[Collected data]
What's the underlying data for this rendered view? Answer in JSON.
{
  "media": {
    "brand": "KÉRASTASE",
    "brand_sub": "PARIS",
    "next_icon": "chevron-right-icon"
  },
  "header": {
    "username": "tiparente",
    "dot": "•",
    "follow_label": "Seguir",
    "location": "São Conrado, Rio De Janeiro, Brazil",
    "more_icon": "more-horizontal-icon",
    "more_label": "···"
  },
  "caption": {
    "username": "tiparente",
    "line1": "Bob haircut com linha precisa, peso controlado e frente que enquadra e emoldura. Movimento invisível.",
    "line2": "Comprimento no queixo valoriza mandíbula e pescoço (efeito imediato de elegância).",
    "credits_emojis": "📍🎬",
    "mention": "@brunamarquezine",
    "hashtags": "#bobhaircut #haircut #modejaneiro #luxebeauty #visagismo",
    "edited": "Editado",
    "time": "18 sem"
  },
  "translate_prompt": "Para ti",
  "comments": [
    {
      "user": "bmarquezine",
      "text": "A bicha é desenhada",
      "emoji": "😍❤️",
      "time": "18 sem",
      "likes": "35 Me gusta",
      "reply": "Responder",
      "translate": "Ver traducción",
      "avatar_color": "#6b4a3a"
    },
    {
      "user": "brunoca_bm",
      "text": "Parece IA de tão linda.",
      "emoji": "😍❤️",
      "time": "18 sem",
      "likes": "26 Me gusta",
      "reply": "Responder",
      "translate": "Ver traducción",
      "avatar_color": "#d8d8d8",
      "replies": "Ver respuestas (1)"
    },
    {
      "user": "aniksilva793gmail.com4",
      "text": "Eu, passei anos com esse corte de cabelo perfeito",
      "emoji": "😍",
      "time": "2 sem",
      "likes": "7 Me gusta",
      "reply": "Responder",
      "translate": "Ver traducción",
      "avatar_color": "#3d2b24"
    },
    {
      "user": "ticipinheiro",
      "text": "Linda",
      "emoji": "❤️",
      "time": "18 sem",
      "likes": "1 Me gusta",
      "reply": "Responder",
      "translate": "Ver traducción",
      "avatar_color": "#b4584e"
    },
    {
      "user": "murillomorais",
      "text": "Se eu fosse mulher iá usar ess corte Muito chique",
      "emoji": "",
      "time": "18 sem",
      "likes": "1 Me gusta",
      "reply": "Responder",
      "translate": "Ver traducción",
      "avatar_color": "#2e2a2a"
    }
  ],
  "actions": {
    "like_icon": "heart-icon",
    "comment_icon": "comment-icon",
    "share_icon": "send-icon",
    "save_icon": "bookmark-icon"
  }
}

Problem description:
Supply the count of lines in the entries that contain the word "corte", and nothing besides.

Answer for this exercise:
2